-- begin RECORDS SHOWN --

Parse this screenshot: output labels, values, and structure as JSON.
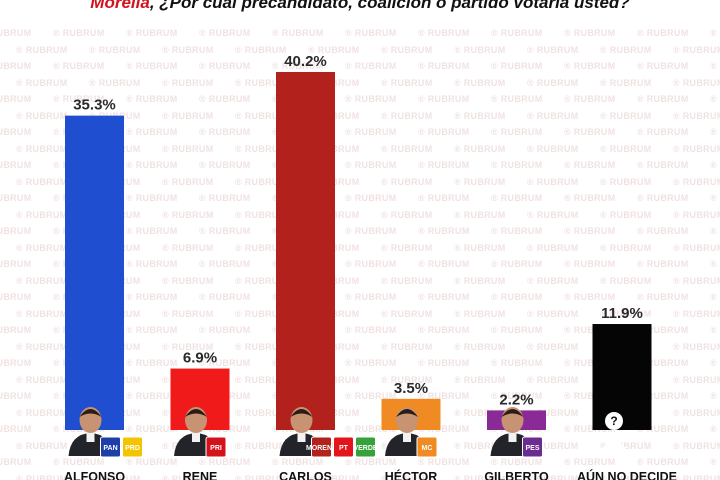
{
  "header": {
    "city": "Morelia",
    "question": ", ¿Por cuál precandidato, coalición o partido votaría usted?"
  },
  "watermark": {
    "text": "RUBRUM"
  },
  "chart_data": {
    "type": "bar",
    "categories": [
      "ALFONSO",
      "RENE",
      "CARLOS",
      "HÉCTOR",
      "GILBERTO",
      "AÚN NO DECIDE"
    ],
    "values": [
      35.3,
      6.9,
      40.2,
      3.5,
      2.2,
      11.9
    ],
    "value_labels": [
      "35.3%",
      "6.9%",
      "40.2%",
      "3.5%",
      "2.2%",
      "11.9%"
    ],
    "colors": [
      "#1f4fd0",
      "#f01a1a",
      "#b3211c",
      "#f08a22",
      "#8a2a96",
      "#050505"
    ],
    "party_logos": [
      [
        {
          "text": "PAN",
          "color": "#1f3fa8"
        },
        {
          "text": "PRD",
          "color": "#f5c400"
        }
      ],
      [
        {
          "text": "PRI",
          "color": "#d3121b"
        }
      ],
      [
        {
          "text": "MORENA",
          "color": "#b3211c"
        },
        {
          "text": "PT",
          "color": "#e3141b"
        },
        {
          "text": "VERDE",
          "color": "#35a33a"
        }
      ],
      [
        {
          "text": "MC",
          "color": "#f08a22"
        }
      ],
      [
        {
          "text": "PES",
          "color": "#6b2c91"
        }
      ],
      []
    ],
    "ylim": [
      0,
      40.2
    ],
    "grid": false,
    "legend": "none"
  }
}
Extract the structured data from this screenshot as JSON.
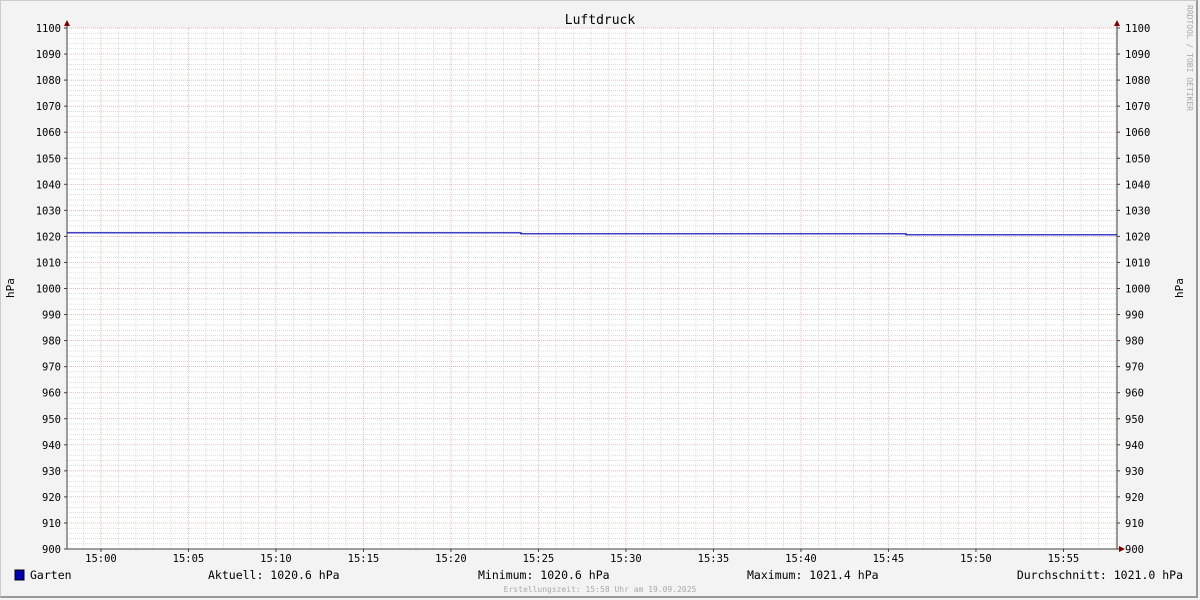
{
  "chart_data": {
    "type": "line",
    "title": "Luftdruck",
    "ylabel": "hPa",
    "ylabel_right": "hPa",
    "ylim": [
      900,
      1100
    ],
    "yticks": [
      900,
      910,
      920,
      930,
      940,
      950,
      960,
      970,
      980,
      990,
      1000,
      1010,
      1020,
      1030,
      1040,
      1050,
      1060,
      1070,
      1080,
      1090,
      1100
    ],
    "xlim": [
      "14:58",
      "15:58"
    ],
    "xticks": [
      "15:00",
      "15:05",
      "15:10",
      "15:15",
      "15:20",
      "15:25",
      "15:30",
      "15:35",
      "15:40",
      "15:45",
      "15:50",
      "15:55"
    ],
    "grid": true,
    "series": [
      {
        "name": "Garten",
        "color": "#0000b4",
        "x": [
          "14:58",
          "15:24",
          "15:24",
          "15:46",
          "15:46",
          "15:58"
        ],
        "y": [
          1021.4,
          1021.4,
          1021.0,
          1021.0,
          1020.6,
          1020.6
        ]
      }
    ],
    "legend": {
      "label": "Garten",
      "current": "Aktuell: 1020.6 hPa",
      "minimum": "Minimum: 1020.6 hPa",
      "maximum": "Maximum: 1021.4 hPa",
      "average": "Durchschnitt: 1021.0 hPa",
      "placement": "bottom"
    },
    "watermark": "RRDTOOL / TOBI OETIKER",
    "footer": "Erstellungszeit: 15:58 Uhr am 19.09.2025"
  },
  "colors": {
    "background": "#f3f3f3",
    "plot": "#ffffff",
    "major_grid": "#e6a0a0",
    "minor_grid": "#c8c8c8",
    "axis": "#404040",
    "arrow": "#800000"
  }
}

-- end RECORDS SHOWN --

# SET PROBLEM:
Your copy should match the records word for word, with the pictures removed.

# OUTPUT FOR THIS EXERCISE:
Parse this screenshot: output labels, values, and structure as JSON.
{
  "header": {
    "city": "Morelia",
    "question": ", ¿Por cuál precandidato, coalición o partido votaría usted?"
  },
  "watermark": {
    "text": "RUBRUM"
  },
  "chart_data": {
    "type": "bar",
    "categories": [
      "ALFONSO",
      "RENE",
      "CARLOS",
      "HÉCTOR",
      "GILBERTO",
      "AÚN NO DECIDE"
    ],
    "values": [
      35.3,
      6.9,
      40.2,
      3.5,
      2.2,
      11.9
    ],
    "value_labels": [
      "35.3%",
      "6.9%",
      "40.2%",
      "3.5%",
      "2.2%",
      "11.9%"
    ],
    "colors": [
      "#1f4fd0",
      "#f01a1a",
      "#b3211c",
      "#f08a22",
      "#8a2a96",
      "#050505"
    ],
    "party_logos": [
      [
        {
          "text": "PAN",
          "color": "#1f3fa8"
        },
        {
          "text": "PRD",
          "color": "#f5c400"
        }
      ],
      [
        {
          "text": "PRI",
          "color": "#d3121b"
        }
      ],
      [
        {
          "text": "MORENA",
          "color": "#b3211c"
        },
        {
          "text": "PT",
          "color": "#e3141b"
        },
        {
          "text": "VERDE",
          "color": "#35a33a"
        }
      ],
      [
        {
          "text": "MC",
          "color": "#f08a22"
        }
      ],
      [
        {
          "text": "PES",
          "color": "#6b2c91"
        }
      ],
      []
    ],
    "ylim": [
      0,
      40.2
    ],
    "grid": false,
    "legend": "none"
  }
}
Extract the structured data from this screenshot as JSON.
{
  "chart_data": {
    "type": "line",
    "title": "Luftdruck",
    "ylabel": "hPa",
    "ylabel_right": "hPa",
    "ylim": [
      900,
      1100
    ],
    "yticks": [
      900,
      910,
      920,
      930,
      940,
      950,
      960,
      970,
      980,
      990,
      1000,
      1010,
      1020,
      1030,
      1040,
      1050,
      1060,
      1070,
      1080,
      1090,
      1100
    ],
    "xlim": [
      "14:58",
      "15:58"
    ],
    "xticks": [
      "15:00",
      "15:05",
      "15:10",
      "15:15",
      "15:20",
      "15:25",
      "15:30",
      "15:35",
      "15:40",
      "15:45",
      "15:50",
      "15:55"
    ],
    "grid": true,
    "series": [
      {
        "name": "Garten",
        "color": "#0000b4",
        "x": [
          "14:58",
          "15:24",
          "15:24",
          "15:46",
          "15:46",
          "15:58"
        ],
        "y": [
          1021.4,
          1021.4,
          1021.0,
          1021.0,
          1020.6,
          1020.6
        ]
      }
    ],
    "legend": {
      "label": "Garten",
      "current": "Aktuell: 1020.6 hPa",
      "minimum": "Minimum: 1020.6 hPa",
      "maximum": "Maximum: 1021.4 hPa",
      "average": "Durchschnitt: 1021.0 hPa",
      "placement": "bottom"
    },
    "watermark": "RRDTOOL / TOBI OETIKER",
    "footer": "Erstellungszeit: 15:58 Uhr am 19.09.2025"
  },
  "colors": {
    "background": "#f3f3f3",
    "plot": "#ffffff",
    "major_grid": "#e6a0a0",
    "minor_grid": "#c8c8c8",
    "axis": "#404040",
    "arrow": "#800000"
  }
}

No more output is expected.